Task directions: Please return the whole article on functional integral expressions for density matrices below, word for word and character for character, from its title through its final sentence.

Text passage:
··········
Functional Integral Expression for Density Matrices

Updated 21 August 2025

The paper introduces a formal path integral approach to compute density matrices in quantum many-body systems, providing a rigorous framework for representing system trajectories.
Methodologies such as variational perturbation theory, cumulant expansions, and constrained minimization in nuclear DFT are detailed to capture key spin, parity, and non-Markovian effects.
The work applies functional integral methods to open quantum systems and phase-space formulations, offering practical computational algorithms and insights into non-equilibrium dynamics.

A functional integral expression for density matrices provides a formal or computational route to represent, calculate, and approximate the density matrix of quantum many-body systems (or subsystems thereof) using functional—typically path—integral techniques. These approaches play a central role in quantum statistical mechanics, equilibrium and non-equilibrium field theory, nuclear density functional theory (DFT), quantum chemistry, and the simulation of open quantum systems.

1. General Structure of Functional Integral Expressions for Density Matrices

The fundamental idea is to express the matrix elements of the density matrix $\rho(x_a, x_b; \beta)$ (where $x_a$ and $x_b$ are coordinates or quantum numbers, and $\beta = 1/(k_B T)$ ) as a path integral or more generally, a functional integral over trajectories or field configurations: $(x_a, x_b) = \int_{x(0) = x_a}^{x(\hbar \beta) = x_b} \mathcal{D}x(\tau) \; \exp \left( -\frac{1}{\hbar} \mathcal{A}[x] \right)$ where $\mathcal{A}[x]$ is the Euclidean action and the measure $\mathcal{D}x$ includes all possible system trajectories with fixed endpoints (Bachmann et al., 2011).
··········
Listed records:
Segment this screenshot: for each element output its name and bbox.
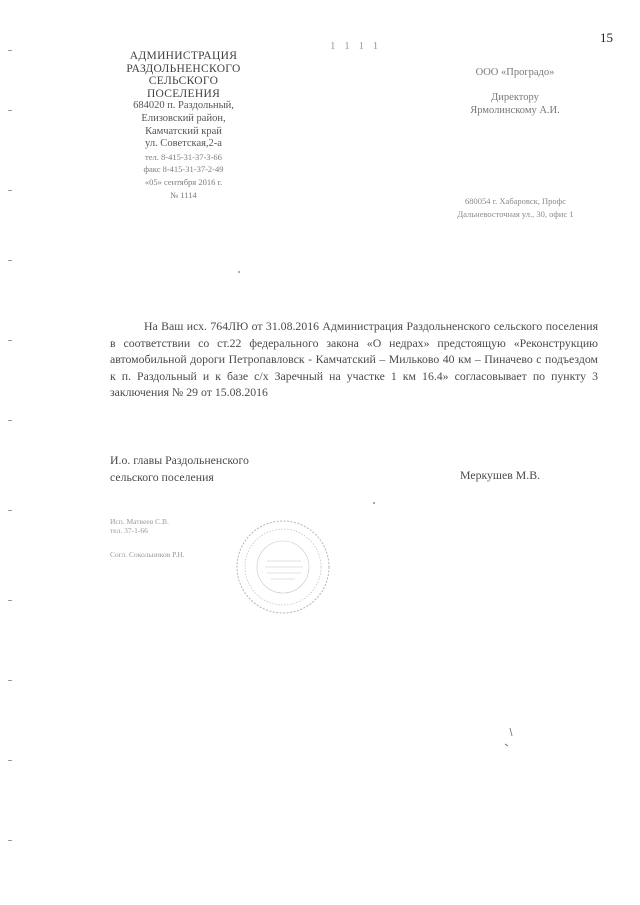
seal-icon bbox=[233, 517, 333, 617]
executor-line: тел. 37-1-66 bbox=[110, 526, 148, 535]
sender-line: Камчатский край bbox=[145, 125, 222, 137]
signatory-title bbox=[110, 452, 249, 485]
agreed-note: Согл. Сокольников Р.Н. bbox=[110, 550, 185, 559]
sender-line: ПОСЕЛЕНИЯ bbox=[146, 87, 221, 100]
recipient-title: Директору bbox=[491, 92, 539, 103]
signatory-title-line: И.о. главы Раздольненского bbox=[110, 453, 249, 467]
sender-line: 684020 п. Раздольный, bbox=[133, 100, 234, 112]
recipient-address bbox=[438, 195, 593, 221]
sender-line: тел. 8-415-31-37-3-66 bbox=[145, 151, 222, 162]
executor-info bbox=[110, 517, 169, 535]
official-seal bbox=[233, 517, 333, 622]
sender-line: РАЗДОЛЬНЕНСКОГО bbox=[126, 62, 241, 75]
letter-body: На Ваш исх. 764ЛЮ от 31.08.2016 Администрация Раздольненского сельского поселения в соответствии со ст.22 федерального закона «О недрах» предстоящую «Реконструкцию автомобильной дороги Петропавловск - Камчатский – Мильково 40 км – Пиначево с подъездом к п. Раздольный и к базе с/х Заречный на участке 1 км 16.4» согласовывает по пункту 3 заключения № 29 от 15.08.2016 bbox=[110, 319, 598, 400]
sender-line: № 1114 bbox=[170, 189, 197, 200]
recipient-block bbox=[440, 67, 590, 116]
pen-mark-icon bbox=[500, 726, 520, 750]
sender-line: факс 8-415-31-37-2-49 bbox=[143, 164, 224, 175]
recipient-name: Ярмолинскому А.И. bbox=[470, 105, 560, 116]
handwritten-mark bbox=[500, 726, 520, 753]
executor-line: Исп. Матвеев С.В. bbox=[110, 517, 169, 526]
recipient-address-line: 680054 г. Хабаровск, Профс bbox=[465, 196, 566, 206]
sender-block bbox=[96, 50, 271, 201]
sender-line: ул. Советская,2-а bbox=[145, 138, 222, 150]
incoming-stamp: 1 1 1 1 bbox=[330, 40, 382, 52]
recipient-address-line: Дальневосточная ул., 30, офис 1 bbox=[457, 209, 574, 219]
sender-line: СЕЛЬСКОГО bbox=[148, 75, 219, 88]
signatory-title-line: сельского поселения bbox=[110, 469, 214, 484]
sender-line: «05» сентября 2016 г. bbox=[144, 176, 223, 187]
sender-line: Елизовский район, bbox=[141, 112, 226, 124]
sender-line: АДМИНИСТРАЦИЯ bbox=[129, 50, 238, 62]
page-number: 15 bbox=[600, 30, 613, 45]
recipient-org: ООО «Проградо» bbox=[475, 67, 555, 78]
signatory-name: Меркушев М.В. bbox=[460, 468, 541, 482]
··········
Written solution:
Functional Integral Expression for Density Matrices

Updated 21 August 2025

The paper introduces a formal path integral approach to compute density matrices in quantum many-body systems, providing a rigorous framework for representing system trajectories.
Methodologies such as variational perturbation theory, cumulant expansions, and constrained minimization in nuclear DFT are detailed to capture key spin, parity, and non-Markovian effects.
The work applies functional integral methods to open quantum systems and phase-space formulations, offering practical computational algorithms and insights into non-equilibrium dynamics.

A functional integral expression for density matrices provides a formal or computational route to represent, calculate, and approximate the density matrix of quantum many-body systems (or subsystems thereof) using functional—typically path—integral techniques. These approaches play a central role in quantum statistical mechanics, equilibrium and non-equilibrium field theory, nuclear density functional theory (DFT), quantum chemistry, and the simulation of open quantum systems.

1. General Structure of Functional Integral Expressions for Density Matrices

The fundamental idea is to express the matrix elements of the density matrix $\rho(x_a, x_b; \beta)$ (where $x_a$ and $x_b$ are coordinates or quantum numbers, and $\beta = 1/(k_B T)$ ) as a path integral or more generally, a functional integral over trajectories or field configurations: $(x_a, x_b) = \int_{x(0) = x_a}^{x(\hbar \beta) = x_b} \mathcal{D}x(\tau) \; \exp \left( -\frac{1}{\hbar} \mathcal{A}[x] \right)$ where $\mathcal{A}[x]$ is the Euclidean action and the measure $\mathcal{D}x$ includes all possible system trajectories with fixed endpoints (Bachmann et al., 2011).